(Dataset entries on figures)
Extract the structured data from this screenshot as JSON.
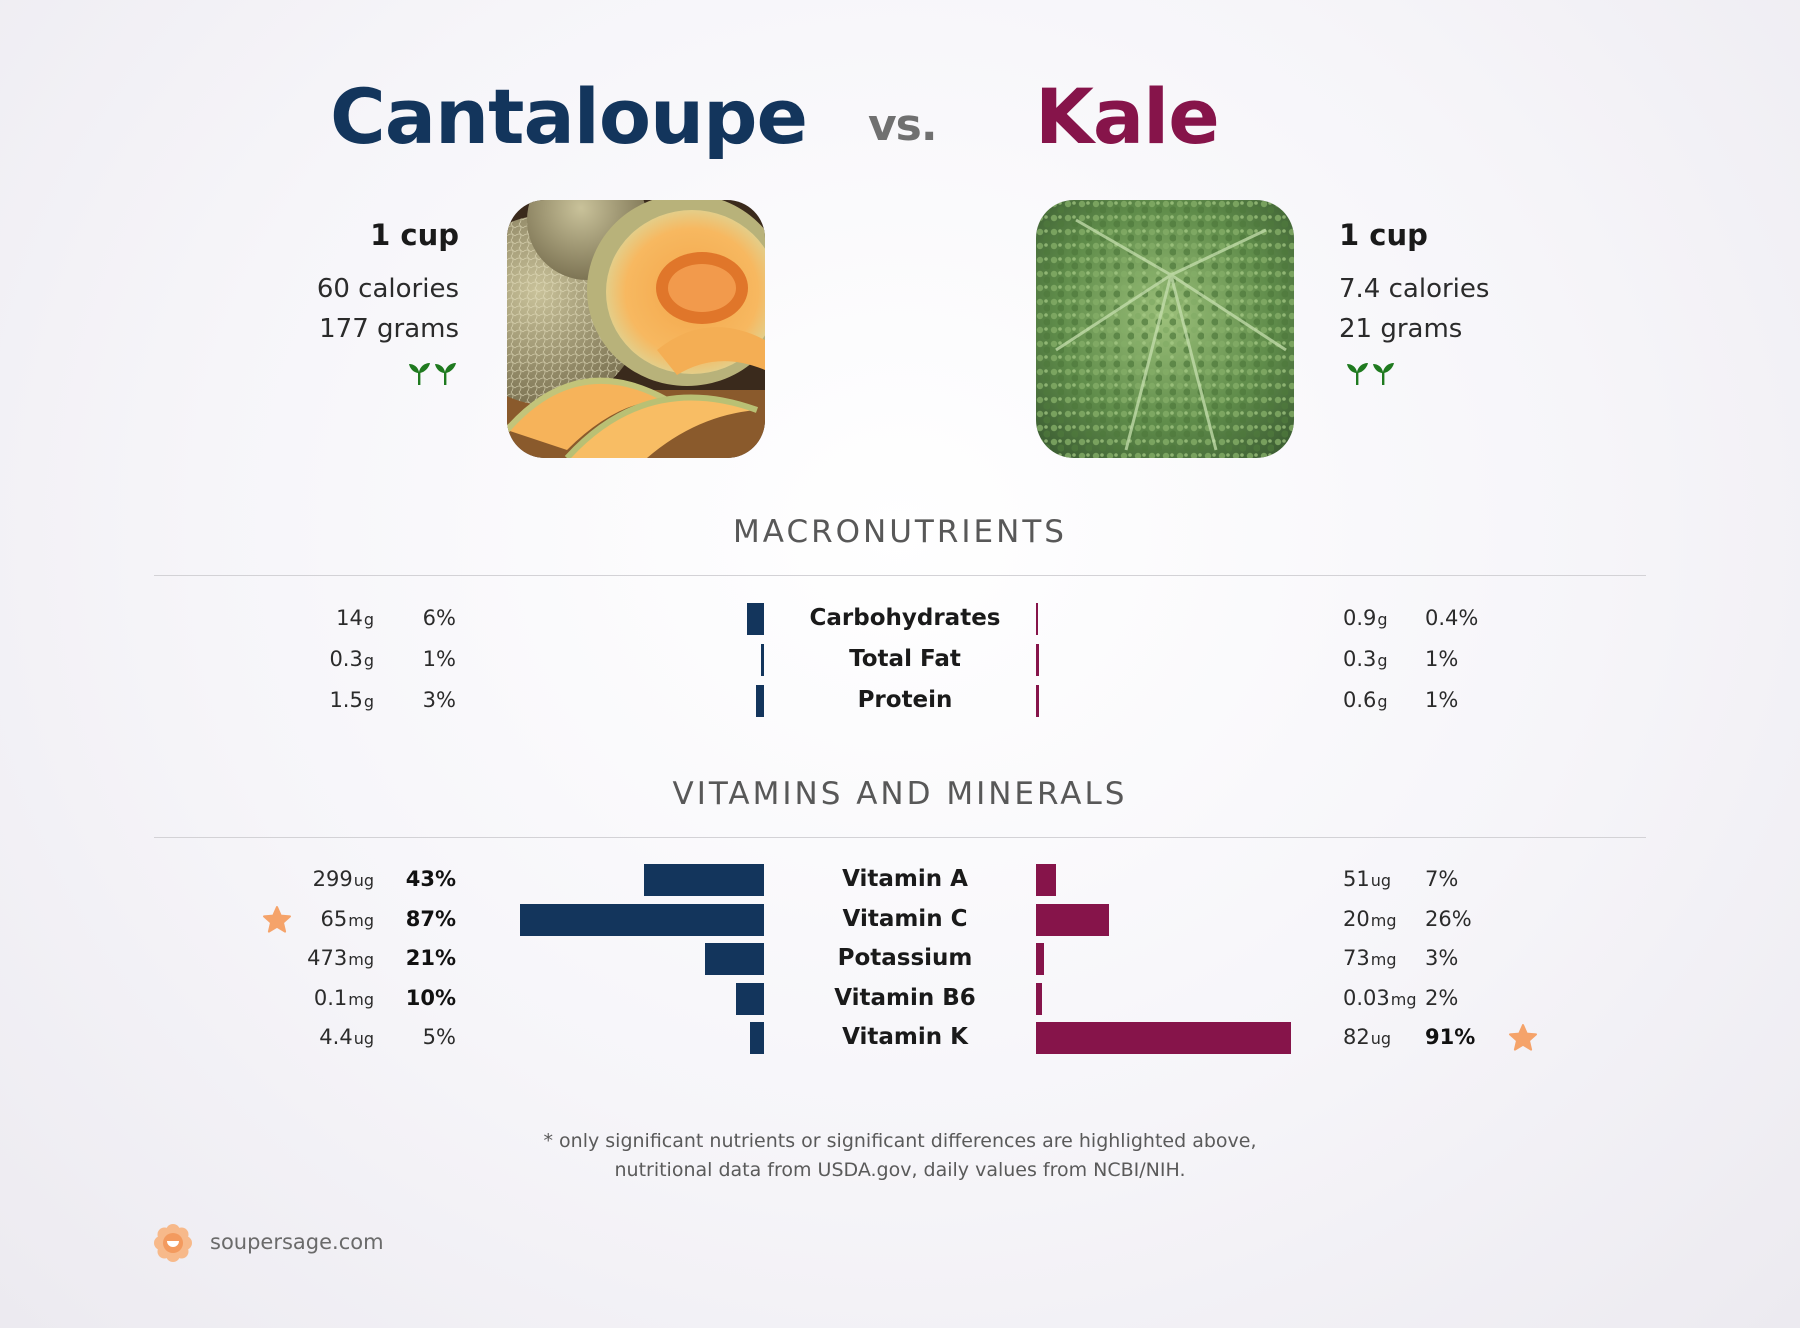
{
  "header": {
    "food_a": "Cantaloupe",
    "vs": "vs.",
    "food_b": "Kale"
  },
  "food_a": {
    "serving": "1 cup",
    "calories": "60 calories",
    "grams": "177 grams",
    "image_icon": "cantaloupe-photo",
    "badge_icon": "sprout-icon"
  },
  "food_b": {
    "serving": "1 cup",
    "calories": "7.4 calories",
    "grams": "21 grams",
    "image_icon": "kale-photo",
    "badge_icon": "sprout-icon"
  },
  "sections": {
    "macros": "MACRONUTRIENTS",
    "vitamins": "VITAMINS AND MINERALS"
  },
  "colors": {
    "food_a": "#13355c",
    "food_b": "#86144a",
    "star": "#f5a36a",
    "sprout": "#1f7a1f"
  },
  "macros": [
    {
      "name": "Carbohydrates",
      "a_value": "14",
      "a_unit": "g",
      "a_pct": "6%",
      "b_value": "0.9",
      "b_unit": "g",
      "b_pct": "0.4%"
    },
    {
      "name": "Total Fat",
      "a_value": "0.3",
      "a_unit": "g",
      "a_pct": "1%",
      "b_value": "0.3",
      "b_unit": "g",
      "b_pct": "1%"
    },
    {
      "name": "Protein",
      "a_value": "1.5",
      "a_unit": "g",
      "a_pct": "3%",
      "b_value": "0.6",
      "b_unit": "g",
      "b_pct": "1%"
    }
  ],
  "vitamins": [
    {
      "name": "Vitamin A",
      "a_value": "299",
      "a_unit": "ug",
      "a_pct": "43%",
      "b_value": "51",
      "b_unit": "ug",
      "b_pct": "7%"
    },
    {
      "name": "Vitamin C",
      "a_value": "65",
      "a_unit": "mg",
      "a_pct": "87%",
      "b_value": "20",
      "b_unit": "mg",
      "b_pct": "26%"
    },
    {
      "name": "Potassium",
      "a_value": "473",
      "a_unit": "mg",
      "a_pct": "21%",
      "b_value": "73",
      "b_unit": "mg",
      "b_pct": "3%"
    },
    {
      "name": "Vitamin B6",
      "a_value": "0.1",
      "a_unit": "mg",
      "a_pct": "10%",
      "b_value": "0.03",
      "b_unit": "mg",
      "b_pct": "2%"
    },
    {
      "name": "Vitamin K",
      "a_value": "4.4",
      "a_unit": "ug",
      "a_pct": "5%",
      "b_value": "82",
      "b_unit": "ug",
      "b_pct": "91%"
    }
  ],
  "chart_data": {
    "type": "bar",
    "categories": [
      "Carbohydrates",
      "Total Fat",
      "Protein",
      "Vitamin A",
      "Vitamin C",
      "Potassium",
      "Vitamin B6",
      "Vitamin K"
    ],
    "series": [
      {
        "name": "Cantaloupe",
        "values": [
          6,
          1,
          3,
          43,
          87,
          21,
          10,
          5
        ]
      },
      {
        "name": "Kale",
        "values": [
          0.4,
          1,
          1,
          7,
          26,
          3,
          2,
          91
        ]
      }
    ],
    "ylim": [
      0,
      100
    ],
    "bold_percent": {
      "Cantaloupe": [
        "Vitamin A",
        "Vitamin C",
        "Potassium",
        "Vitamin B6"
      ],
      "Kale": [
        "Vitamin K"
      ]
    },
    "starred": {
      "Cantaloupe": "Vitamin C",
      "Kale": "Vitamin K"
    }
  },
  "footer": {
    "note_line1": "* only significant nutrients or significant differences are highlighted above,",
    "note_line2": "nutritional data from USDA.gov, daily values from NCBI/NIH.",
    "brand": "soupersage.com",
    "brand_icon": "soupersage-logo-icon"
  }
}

▸ EXERCISE OBJECTIVE: Set the records down again exactly, with no pictures.

▸ TASK RESPONSE:
Extract the structured data from this screenshot as JSON.
{
  "header": {
    "food_a": "Cantaloupe",
    "vs": "vs.",
    "food_b": "Kale"
  },
  "food_a": {
    "serving": "1 cup",
    "calories": "60 calories",
    "grams": "177 grams",
    "image_icon": "cantaloupe-photo",
    "badge_icon": "sprout-icon"
  },
  "food_b": {
    "serving": "1 cup",
    "calories": "7.4 calories",
    "grams": "21 grams",
    "image_icon": "kale-photo",
    "badge_icon": "sprout-icon"
  },
  "sections": {
    "macros": "MACRONUTRIENTS",
    "vitamins": "VITAMINS AND MINERALS"
  },
  "colors": {
    "food_a": "#13355c",
    "food_b": "#86144a",
    "star": "#f5a36a",
    "sprout": "#1f7a1f"
  },
  "macros": [
    {
      "name": "Carbohydrates",
      "a_value": "14",
      "a_unit": "g",
      "a_pct": "6%",
      "b_value": "0.9",
      "b_unit": "g",
      "b_pct": "0.4%"
    },
    {
      "name": "Total Fat",
      "a_value": "0.3",
      "a_unit": "g",
      "a_pct": "1%",
      "b_value": "0.3",
      "b_unit": "g",
      "b_pct": "1%"
    },
    {
      "name": "Protein",
      "a_value": "1.5",
      "a_unit": "g",
      "a_pct": "3%",
      "b_value": "0.6",
      "b_unit": "g",
      "b_pct": "1%"
    }
  ],
  "vitamins": [
    {
      "name": "Vitamin A",
      "a_value": "299",
      "a_unit": "ug",
      "a_pct": "43%",
      "b_value": "51",
      "b_unit": "ug",
      "b_pct": "7%"
    },
    {
      "name": "Vitamin C",
      "a_value": "65",
      "a_unit": "mg",
      "a_pct": "87%",
      "b_value": "20",
      "b_unit": "mg",
      "b_pct": "26%"
    },
    {
      "name": "Potassium",
      "a_value": "473",
      "a_unit": "mg",
      "a_pct": "21%",
      "b_value": "73",
      "b_unit": "mg",
      "b_pct": "3%"
    },
    {
      "name": "Vitamin B6",
      "a_value": "0.1",
      "a_unit": "mg",
      "a_pct": "10%",
      "b_value": "0.03",
      "b_unit": "mg",
      "b_pct": "2%"
    },
    {
      "name": "Vitamin K",
      "a_value": "4.4",
      "a_unit": "ug",
      "a_pct": "5%",
      "b_value": "82",
      "b_unit": "ug",
      "b_pct": "91%"
    }
  ],
  "chart_data": {
    "type": "bar",
    "categories": [
      "Carbohydrates",
      "Total Fat",
      "Protein",
      "Vitamin A",
      "Vitamin C",
      "Potassium",
      "Vitamin B6",
      "Vitamin K"
    ],
    "series": [
      {
        "name": "Cantaloupe",
        "values": [
          6,
          1,
          3,
          43,
          87,
          21,
          10,
          5
        ]
      },
      {
        "name": "Kale",
        "values": [
          0.4,
          1,
          1,
          7,
          26,
          3,
          2,
          91
        ]
      }
    ],
    "ylim": [
      0,
      100
    ],
    "bold_percent": {
      "Cantaloupe": [
        "Vitamin A",
        "Vitamin C",
        "Potassium",
        "Vitamin B6"
      ],
      "Kale": [
        "Vitamin K"
      ]
    },
    "starred": {
      "Cantaloupe": "Vitamin C",
      "Kale": "Vitamin K"
    }
  },
  "footer": {
    "note_line1": "* only significant nutrients or significant differences are highlighted above,",
    "note_line2": "nutritional data from USDA.gov, daily values from NCBI/NIH.",
    "brand": "soupersage.com",
    "brand_icon": "soupersage-logo-icon"
  }
}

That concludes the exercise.